*PROBLEM TO SOLVE*
Search the listing below for the string "this" and copy every line where it occurs.
^^^^^^^^^^^^^^^^
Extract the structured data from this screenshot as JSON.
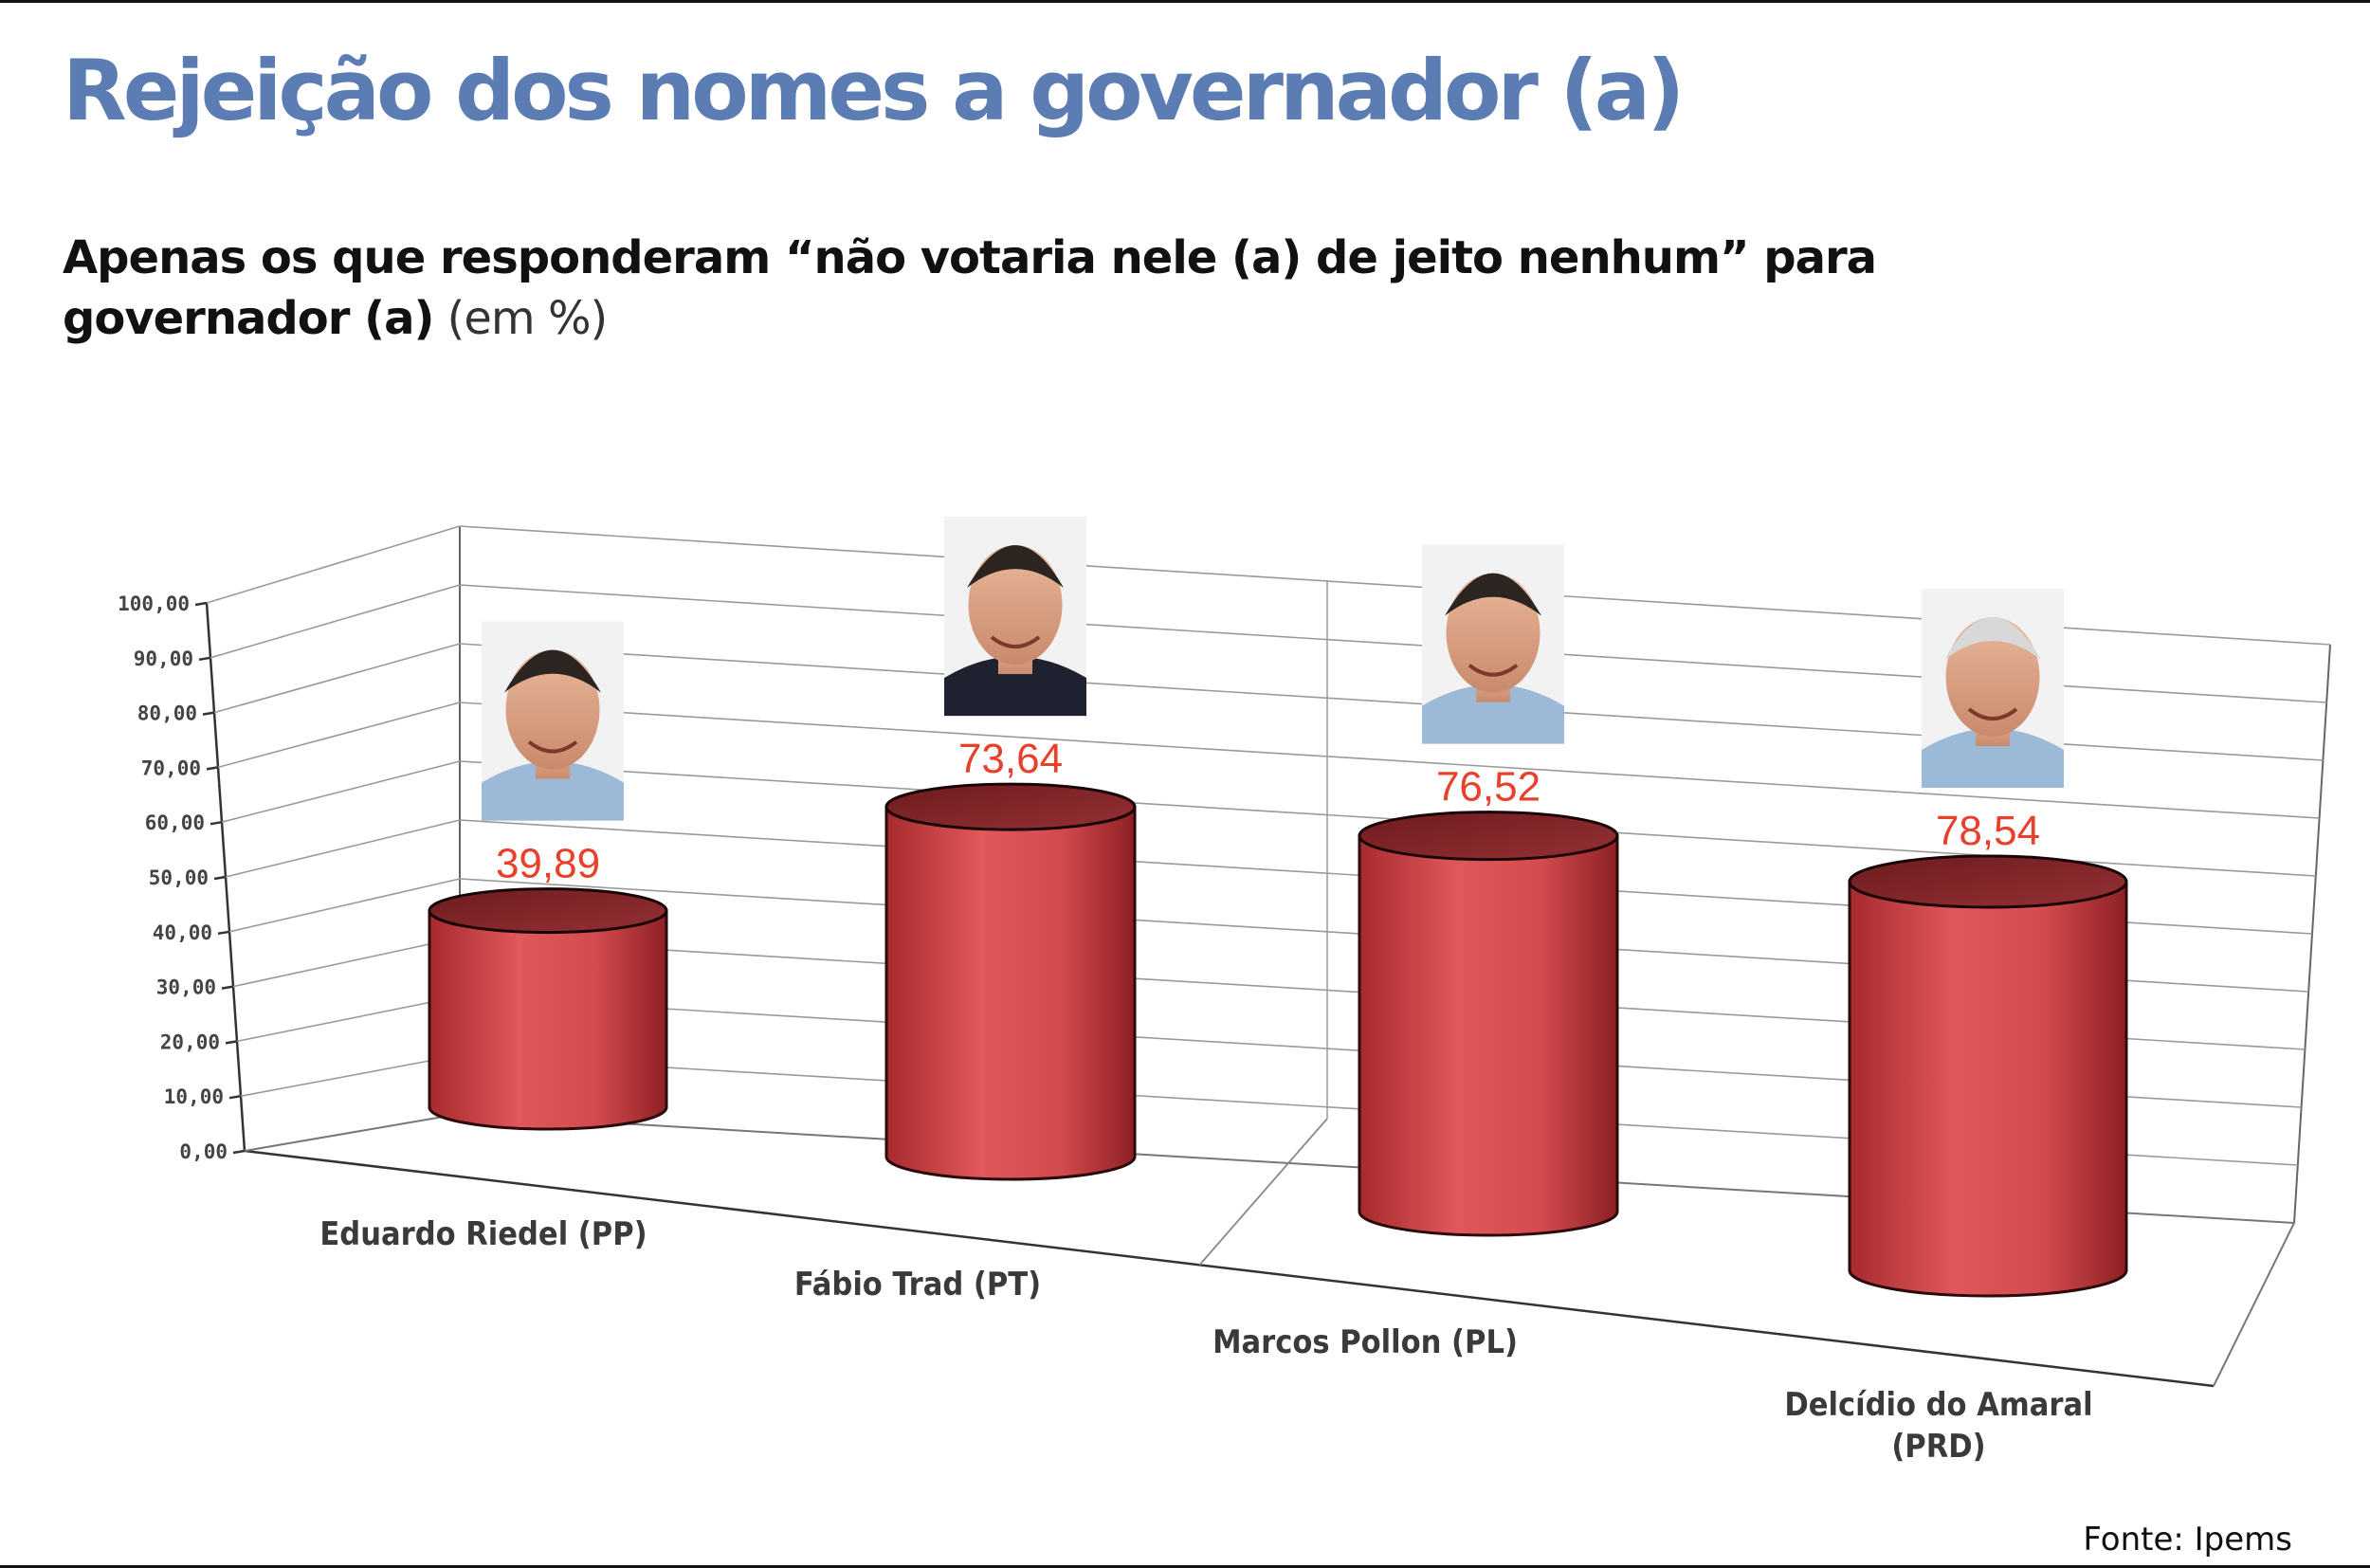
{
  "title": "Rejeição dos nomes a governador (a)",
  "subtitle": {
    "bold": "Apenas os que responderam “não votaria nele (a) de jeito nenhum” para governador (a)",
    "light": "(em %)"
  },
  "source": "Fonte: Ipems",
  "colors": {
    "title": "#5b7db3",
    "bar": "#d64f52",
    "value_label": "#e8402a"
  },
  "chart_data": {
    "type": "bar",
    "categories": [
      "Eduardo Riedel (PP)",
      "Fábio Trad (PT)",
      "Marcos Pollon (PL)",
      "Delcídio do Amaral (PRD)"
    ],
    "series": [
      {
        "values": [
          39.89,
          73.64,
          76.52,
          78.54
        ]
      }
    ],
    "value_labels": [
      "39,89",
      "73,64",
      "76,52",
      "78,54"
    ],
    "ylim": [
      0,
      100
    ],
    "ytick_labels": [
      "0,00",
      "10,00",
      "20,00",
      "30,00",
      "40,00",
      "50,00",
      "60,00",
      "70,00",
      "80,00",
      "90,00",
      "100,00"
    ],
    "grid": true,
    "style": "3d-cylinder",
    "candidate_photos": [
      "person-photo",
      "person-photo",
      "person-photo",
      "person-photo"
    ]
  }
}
^^^^^^^^^^^^^^^^
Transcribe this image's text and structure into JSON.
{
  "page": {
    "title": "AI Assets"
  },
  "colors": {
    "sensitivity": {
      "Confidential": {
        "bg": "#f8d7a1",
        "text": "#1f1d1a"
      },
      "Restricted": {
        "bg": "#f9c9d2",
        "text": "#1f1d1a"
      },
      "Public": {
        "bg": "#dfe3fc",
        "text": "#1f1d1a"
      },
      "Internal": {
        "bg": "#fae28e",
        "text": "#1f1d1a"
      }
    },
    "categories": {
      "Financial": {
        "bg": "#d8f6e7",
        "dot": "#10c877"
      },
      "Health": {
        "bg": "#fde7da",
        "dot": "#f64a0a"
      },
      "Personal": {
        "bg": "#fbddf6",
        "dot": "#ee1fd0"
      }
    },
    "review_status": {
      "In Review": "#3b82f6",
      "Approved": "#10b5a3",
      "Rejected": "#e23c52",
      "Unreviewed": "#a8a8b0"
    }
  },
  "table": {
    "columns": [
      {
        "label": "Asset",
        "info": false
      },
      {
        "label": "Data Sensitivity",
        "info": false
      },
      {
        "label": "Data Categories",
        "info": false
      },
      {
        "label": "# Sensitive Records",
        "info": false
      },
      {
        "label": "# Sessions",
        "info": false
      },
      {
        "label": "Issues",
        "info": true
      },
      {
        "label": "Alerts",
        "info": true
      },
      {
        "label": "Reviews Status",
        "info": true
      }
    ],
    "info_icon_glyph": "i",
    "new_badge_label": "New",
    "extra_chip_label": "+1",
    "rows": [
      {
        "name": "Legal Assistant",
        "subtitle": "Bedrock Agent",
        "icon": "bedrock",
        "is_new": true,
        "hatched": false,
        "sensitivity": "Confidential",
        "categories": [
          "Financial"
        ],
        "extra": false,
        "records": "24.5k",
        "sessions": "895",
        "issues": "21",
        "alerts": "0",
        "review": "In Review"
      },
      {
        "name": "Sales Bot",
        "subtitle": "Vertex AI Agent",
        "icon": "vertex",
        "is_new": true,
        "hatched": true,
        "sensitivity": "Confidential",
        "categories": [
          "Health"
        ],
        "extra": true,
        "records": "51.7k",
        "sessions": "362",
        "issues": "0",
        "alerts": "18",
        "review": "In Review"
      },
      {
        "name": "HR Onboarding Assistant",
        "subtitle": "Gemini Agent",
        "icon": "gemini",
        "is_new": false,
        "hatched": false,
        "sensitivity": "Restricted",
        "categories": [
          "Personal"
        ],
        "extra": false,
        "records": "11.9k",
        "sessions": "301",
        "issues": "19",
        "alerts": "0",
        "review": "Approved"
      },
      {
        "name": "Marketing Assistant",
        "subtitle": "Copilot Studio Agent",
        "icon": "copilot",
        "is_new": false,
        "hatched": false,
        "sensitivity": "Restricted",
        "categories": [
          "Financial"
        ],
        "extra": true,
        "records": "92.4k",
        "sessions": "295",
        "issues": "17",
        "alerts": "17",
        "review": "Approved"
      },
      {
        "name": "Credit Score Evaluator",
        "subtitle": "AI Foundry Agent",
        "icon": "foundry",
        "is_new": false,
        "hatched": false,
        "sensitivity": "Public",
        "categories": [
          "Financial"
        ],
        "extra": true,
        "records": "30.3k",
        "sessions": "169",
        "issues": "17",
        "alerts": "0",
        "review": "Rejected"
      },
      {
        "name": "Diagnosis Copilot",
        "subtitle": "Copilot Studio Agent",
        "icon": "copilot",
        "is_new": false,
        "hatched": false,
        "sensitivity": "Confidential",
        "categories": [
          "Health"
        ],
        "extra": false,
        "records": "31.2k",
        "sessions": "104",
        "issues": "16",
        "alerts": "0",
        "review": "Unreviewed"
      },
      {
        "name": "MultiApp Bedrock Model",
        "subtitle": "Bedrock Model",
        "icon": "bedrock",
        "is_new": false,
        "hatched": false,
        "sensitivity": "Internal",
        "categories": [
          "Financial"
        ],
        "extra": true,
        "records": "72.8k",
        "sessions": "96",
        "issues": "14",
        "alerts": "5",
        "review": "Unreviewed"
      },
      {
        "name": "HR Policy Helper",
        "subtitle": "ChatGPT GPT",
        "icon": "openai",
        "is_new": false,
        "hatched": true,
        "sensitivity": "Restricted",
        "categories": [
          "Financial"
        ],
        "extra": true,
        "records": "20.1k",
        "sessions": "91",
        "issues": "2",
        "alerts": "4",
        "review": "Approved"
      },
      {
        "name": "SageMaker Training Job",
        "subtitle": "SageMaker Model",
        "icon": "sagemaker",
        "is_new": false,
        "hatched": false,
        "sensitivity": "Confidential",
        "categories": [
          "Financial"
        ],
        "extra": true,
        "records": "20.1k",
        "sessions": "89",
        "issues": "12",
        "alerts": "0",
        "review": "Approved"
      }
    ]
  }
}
^^^^^^^^^^^^^^^^
*TASK RESPONSE*
Extract the structured data from this screenshot as JSON.
Transcribe this image's text and structure into JSON.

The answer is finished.